[To be done] Set out every line of the items below as a Markdown table with two columns, Number and Line, numbering the rows in order and skipping any blank lines.

[Supplied entries]

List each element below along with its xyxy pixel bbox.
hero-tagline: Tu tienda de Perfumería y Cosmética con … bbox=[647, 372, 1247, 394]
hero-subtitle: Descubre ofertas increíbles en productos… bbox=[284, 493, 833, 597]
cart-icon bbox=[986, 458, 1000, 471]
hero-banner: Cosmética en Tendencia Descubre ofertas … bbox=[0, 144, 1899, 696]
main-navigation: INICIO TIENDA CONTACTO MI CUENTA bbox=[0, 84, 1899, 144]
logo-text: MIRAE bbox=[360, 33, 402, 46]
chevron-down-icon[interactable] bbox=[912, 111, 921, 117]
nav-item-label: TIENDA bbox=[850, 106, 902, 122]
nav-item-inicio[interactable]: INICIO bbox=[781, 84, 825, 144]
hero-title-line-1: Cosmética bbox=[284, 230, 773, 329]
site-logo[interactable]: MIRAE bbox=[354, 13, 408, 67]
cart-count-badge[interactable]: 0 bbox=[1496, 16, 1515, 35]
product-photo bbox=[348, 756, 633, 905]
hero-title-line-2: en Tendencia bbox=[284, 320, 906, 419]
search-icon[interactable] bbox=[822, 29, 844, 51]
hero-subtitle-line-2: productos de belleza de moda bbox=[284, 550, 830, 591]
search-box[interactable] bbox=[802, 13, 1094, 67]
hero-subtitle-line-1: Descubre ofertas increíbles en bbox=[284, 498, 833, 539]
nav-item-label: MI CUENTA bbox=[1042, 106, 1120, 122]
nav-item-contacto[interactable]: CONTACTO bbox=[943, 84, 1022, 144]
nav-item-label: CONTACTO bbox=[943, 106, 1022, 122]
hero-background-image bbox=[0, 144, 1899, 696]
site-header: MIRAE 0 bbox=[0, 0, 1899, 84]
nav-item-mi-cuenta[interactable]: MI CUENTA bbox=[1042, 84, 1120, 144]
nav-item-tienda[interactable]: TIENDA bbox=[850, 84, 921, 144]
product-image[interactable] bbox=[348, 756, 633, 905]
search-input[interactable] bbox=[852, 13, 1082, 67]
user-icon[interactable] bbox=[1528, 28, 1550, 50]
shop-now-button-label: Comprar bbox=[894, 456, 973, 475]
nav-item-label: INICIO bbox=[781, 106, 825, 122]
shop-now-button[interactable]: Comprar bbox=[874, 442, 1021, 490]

[Complete response]
| Number | Line |
|---|---|
| 1 | List each element below along with its xyxy pixel bbox. |
| 2 | hero-tagline: Tu tienda de Perfumería y Cosmética con … bbox=[647, 372, 1247, 394] |
| 3 | hero-subtitle: Descubre ofertas increíbles en productos… bbox=[284, 493, 833, 597] |
| 4 | cart-icon bbox=[986, 458, 1000, 471] |
| 5 | hero-banner: Cosmética en Tendencia Descubre ofertas … bbox=[0, 144, 1899, 696] |
| 6 | main-navigation: INICIO TIENDA CONTACTO MI CUENTA bbox=[0, 84, 1899, 144] |
| 7 | logo-text: MIRAE bbox=[360, 33, 402, 46] |
| 8 | chevron-down-icon[interactable] bbox=[912, 111, 921, 117] |
| 9 | nav-item-label: TIENDA bbox=[850, 106, 902, 122] |
| 10 | nav-item-inicio[interactable]: INICIO bbox=[781, 84, 825, 144] |
| 11 | hero-title-line-1: Cosmética bbox=[284, 230, 773, 329] |
| 12 | site-logo[interactable]: MIRAE bbox=[354, 13, 408, 67] |
| 13 | cart-count-badge[interactable]: 0 bbox=[1496, 16, 1515, 35] |
| 14 | product-photo bbox=[348, 756, 633, 905] |
| 15 | hero-title-line-2: en Tendencia bbox=[284, 320, 906, 419] |
| 16 | search-icon[interactable] bbox=[822, 29, 844, 51] |
| 17 | hero-subtitle-line-2: productos de belleza de moda bbox=[284, 550, 830, 591] |
| 18 | search-box[interactable] bbox=[802, 13, 1094, 67] |
| 19 | hero-subtitle-line-1: Descubre ofertas increíbles en bbox=[284, 498, 833, 539] |
| 20 | nav-item-label: MI CUENTA bbox=[1042, 106, 1120, 122] |
| 21 | nav-item-contacto[interactable]: CONTACTO bbox=[943, 84, 1022, 144] |
| 22 | nav-item-label: CONTACTO bbox=[943, 106, 1022, 122] |
| 23 | hero-background-image bbox=[0, 144, 1899, 696] |
| 24 | site-header: MIRAE 0 bbox=[0, 0, 1899, 84] |
| 25 | nav-item-mi-cuenta[interactable]: MI CUENTA bbox=[1042, 84, 1120, 144] |
| 26 | nav-item-tienda[interactable]: TIENDA bbox=[850, 84, 921, 144] |
| 27 | product-image[interactable] bbox=[348, 756, 633, 905] |
| 28 | search-input[interactable] bbox=[852, 13, 1082, 67] |
| 29 | user-icon[interactable] bbox=[1528, 28, 1550, 50] |
| 30 | shop-now-button-label: Comprar bbox=[894, 456, 973, 475] |
| 31 | nav-item-label: INICIO bbox=[781, 106, 825, 122] |
| 32 | shop-now-button[interactable]: Comprar bbox=[874, 442, 1021, 490] |